### What to work on:
What follows is a set of records; restate each one word for word and drop the pictures.

### Provided material:
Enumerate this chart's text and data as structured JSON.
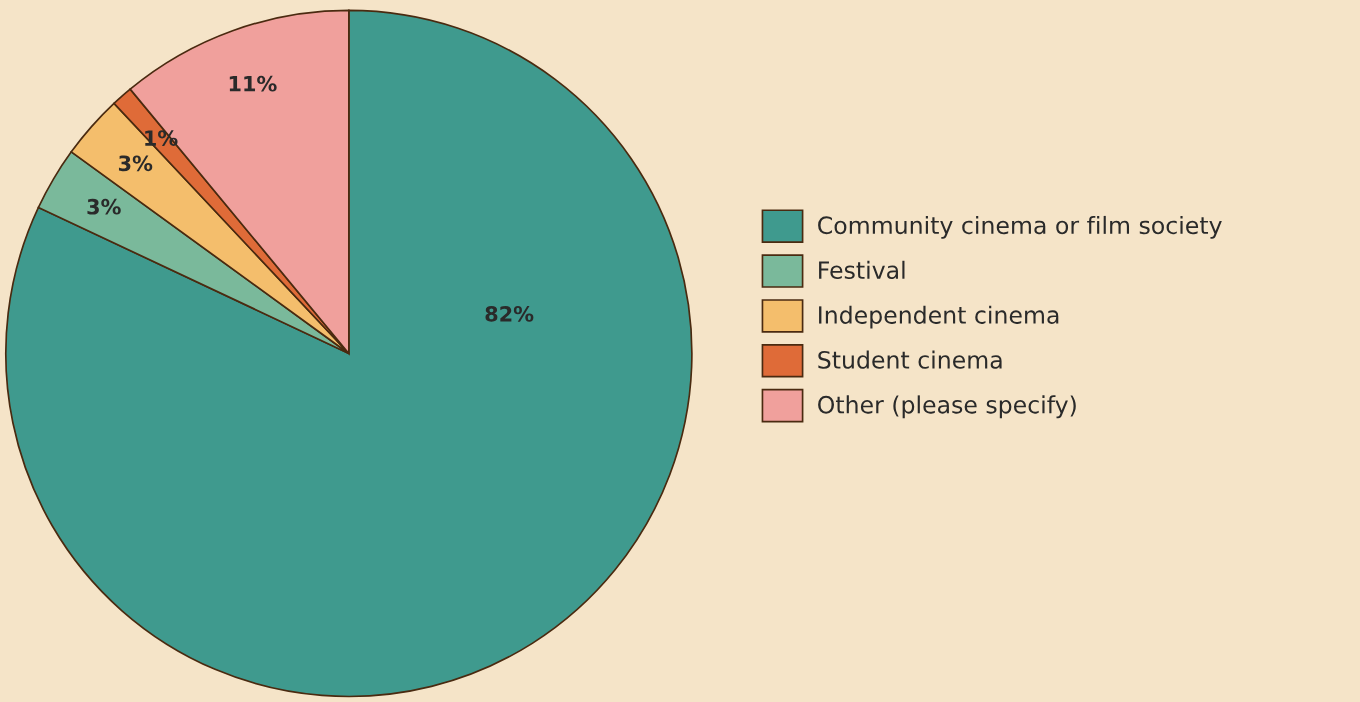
{
  "chart_data": {
    "type": "pie",
    "categories": [
      "Community cinema or film society",
      "Festival",
      "Independent cinema",
      "Student cinema",
      "Other (please specify)"
    ],
    "values": [
      82,
      3,
      3,
      1,
      11
    ],
    "colors": [
      "#3f9a8e",
      "#7ab99b",
      "#f4be6c",
      "#df6b38",
      "#f0a09c"
    ],
    "value_labels": [
      "82%",
      "3%",
      "3%",
      "1%",
      "11%"
    ],
    "legend": "right"
  }
}
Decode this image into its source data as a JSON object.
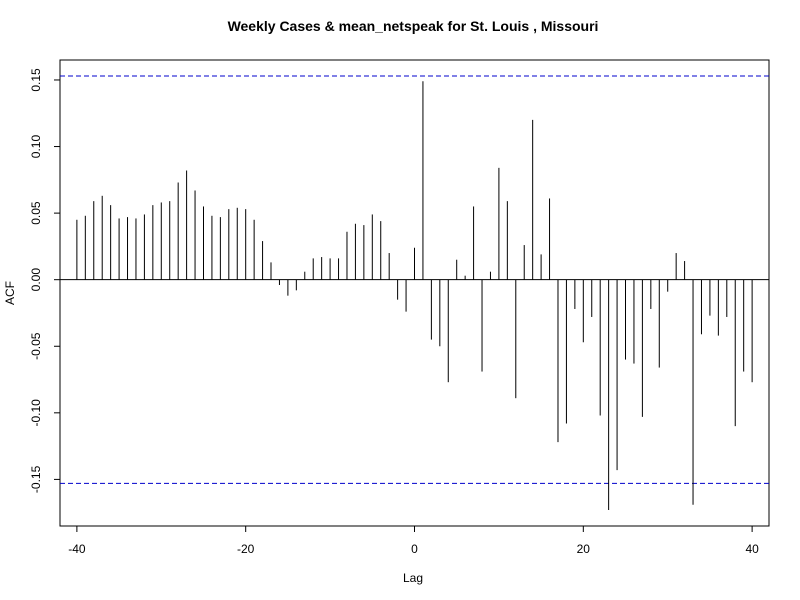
{
  "chart_data": {
    "type": "bar",
    "title": "Weekly Cases & mean_netspeak for St. Louis , Missouri",
    "xlabel": "Lag",
    "ylabel": "ACF",
    "xlim": [
      -42,
      42
    ],
    "ylim": [
      -0.185,
      0.165
    ],
    "x_ticks": [
      {
        "value": -40,
        "label": "-40"
      },
      {
        "value": -20,
        "label": "-20"
      },
      {
        "value": 0,
        "label": "0"
      },
      {
        "value": 20,
        "label": "20"
      },
      {
        "value": 40,
        "label": "40"
      }
    ],
    "y_ticks": [
      {
        "value": -0.15,
        "label": "-0.15"
      },
      {
        "value": -0.1,
        "label": "-0.10"
      },
      {
        "value": -0.05,
        "label": "-0.05"
      },
      {
        "value": 0.0,
        "label": "0.00"
      },
      {
        "value": 0.05,
        "label": "0.05"
      },
      {
        "value": 0.1,
        "label": "0.10"
      },
      {
        "value": 0.15,
        "label": "0.15"
      }
    ],
    "confidence_bound": 0.153,
    "confidence_color": "#0000cc",
    "bar_color": "#000000",
    "grid": false,
    "lags": [
      -40,
      -39,
      -38,
      -37,
      -36,
      -35,
      -34,
      -33,
      -32,
      -31,
      -30,
      -29,
      -28,
      -27,
      -26,
      -25,
      -24,
      -23,
      -22,
      -21,
      -20,
      -19,
      -18,
      -17,
      -16,
      -15,
      -14,
      -13,
      -12,
      -11,
      -10,
      -9,
      -8,
      -7,
      -6,
      -5,
      -4,
      -3,
      -2,
      -1,
      0,
      1,
      2,
      3,
      4,
      5,
      6,
      7,
      8,
      9,
      10,
      11,
      12,
      13,
      14,
      15,
      16,
      17,
      18,
      19,
      20,
      21,
      22,
      23,
      24,
      25,
      26,
      27,
      28,
      29,
      30,
      31,
      32,
      33,
      34,
      35,
      36,
      37,
      38,
      39,
      40
    ],
    "values": [
      0.045,
      0.048,
      0.059,
      0.063,
      0.056,
      0.046,
      0.047,
      0.046,
      0.049,
      0.056,
      0.058,
      0.059,
      0.073,
      0.082,
      0.067,
      0.055,
      0.048,
      0.047,
      0.053,
      0.054,
      0.053,
      0.045,
      0.029,
      0.013,
      -0.004,
      -0.012,
      -0.008,
      0.006,
      0.016,
      0.017,
      0.016,
      0.016,
      0.036,
      0.042,
      0.041,
      0.049,
      0.044,
      0.02,
      -0.015,
      -0.024,
      0.024,
      0.149,
      -0.045,
      -0.05,
      -0.077,
      0.015,
      0.003,
      0.055,
      -0.069,
      0.006,
      0.084,
      0.059,
      -0.089,
      0.026,
      0.12,
      0.019,
      0.061,
      -0.122,
      -0.108,
      -0.022,
      -0.047,
      -0.028,
      -0.102,
      -0.173,
      -0.143,
      -0.06,
      -0.063,
      -0.103,
      -0.022,
      -0.066,
      -0.009,
      0.02,
      0.014,
      -0.169,
      -0.041,
      -0.027,
      -0.042,
      -0.028,
      -0.11,
      -0.069,
      -0.077
    ]
  }
}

### Completed task:
Enumerate this chart's text and data as structured JSON.
{
  "chart_data": {
    "type": "pie",
    "categories": [
      "Community cinema or film society",
      "Festival",
      "Independent cinema",
      "Student cinema",
      "Other (please specify)"
    ],
    "values": [
      82,
      3,
      3,
      1,
      11
    ],
    "colors": [
      "#3f9a8e",
      "#7ab99b",
      "#f4be6c",
      "#df6b38",
      "#f0a09c"
    ],
    "value_labels": [
      "82%",
      "3%",
      "3%",
      "1%",
      "11%"
    ],
    "legend": "right"
  }
}
Decode this image into its source data as a JSON object.
{
  "chart_data": {
    "type": "bar",
    "title": "Weekly Cases & mean_netspeak for St. Louis , Missouri",
    "xlabel": "Lag",
    "ylabel": "ACF",
    "xlim": [
      -42,
      42
    ],
    "ylim": [
      -0.185,
      0.165
    ],
    "x_ticks": [
      {
        "value": -40,
        "label": "-40"
      },
      {
        "value": -20,
        "label": "-20"
      },
      {
        "value": 0,
        "label": "0"
      },
      {
        "value": 20,
        "label": "20"
      },
      {
        "value": 40,
        "label": "40"
      }
    ],
    "y_ticks": [
      {
        "value": -0.15,
        "label": "-0.15"
      },
      {
        "value": -0.1,
        "label": "-0.10"
      },
      {
        "value": -0.05,
        "label": "-0.05"
      },
      {
        "value": 0.0,
        "label": "0.00"
      },
      {
        "value": 0.05,
        "label": "0.05"
      },
      {
        "value": 0.1,
        "label": "0.10"
      },
      {
        "value": 0.15,
        "label": "0.15"
      }
    ],
    "confidence_bound": 0.153,
    "confidence_color": "#0000cc",
    "bar_color": "#000000",
    "grid": false,
    "lags": [
      -40,
      -39,
      -38,
      -37,
      -36,
      -35,
      -34,
      -33,
      -32,
      -31,
      -30,
      -29,
      -28,
      -27,
      -26,
      -25,
      -24,
      -23,
      -22,
      -21,
      -20,
      -19,
      -18,
      -17,
      -16,
      -15,
      -14,
      -13,
      -12,
      -11,
      -10,
      -9,
      -8,
      -7,
      -6,
      -5,
      -4,
      -3,
      -2,
      -1,
      0,
      1,
      2,
      3,
      4,
      5,
      6,
      7,
      8,
      9,
      10,
      11,
      12,
      13,
      14,
      15,
      16,
      17,
      18,
      19,
      20,
      21,
      22,
      23,
      24,
      25,
      26,
      27,
      28,
      29,
      30,
      31,
      32,
      33,
      34,
      35,
      36,
      37,
      38,
      39,
      40
    ],
    "values": [
      0.045,
      0.048,
      0.059,
      0.063,
      0.056,
      0.046,
      0.047,
      0.046,
      0.049,
      0.056,
      0.058,
      0.059,
      0.073,
      0.082,
      0.067,
      0.055,
      0.048,
      0.047,
      0.053,
      0.054,
      0.053,
      0.045,
      0.029,
      0.013,
      -0.004,
      -0.012,
      -0.008,
      0.006,
      0.016,
      0.017,
      0.016,
      0.016,
      0.036,
      0.042,
      0.041,
      0.049,
      0.044,
      0.02,
      -0.015,
      -0.024,
      0.024,
      0.149,
      -0.045,
      -0.05,
      -0.077,
      0.015,
      0.003,
      0.055,
      -0.069,
      0.006,
      0.084,
      0.059,
      -0.089,
      0.026,
      0.12,
      0.019,
      0.061,
      -0.122,
      -0.108,
      -0.022,
      -0.047,
      -0.028,
      -0.102,
      -0.173,
      -0.143,
      -0.06,
      -0.063,
      -0.103,
      -0.022,
      -0.066,
      -0.009,
      0.02,
      0.014,
      -0.169,
      -0.041,
      -0.027,
      -0.042,
      -0.028,
      -0.11,
      -0.069,
      -0.077
    ]
  }
}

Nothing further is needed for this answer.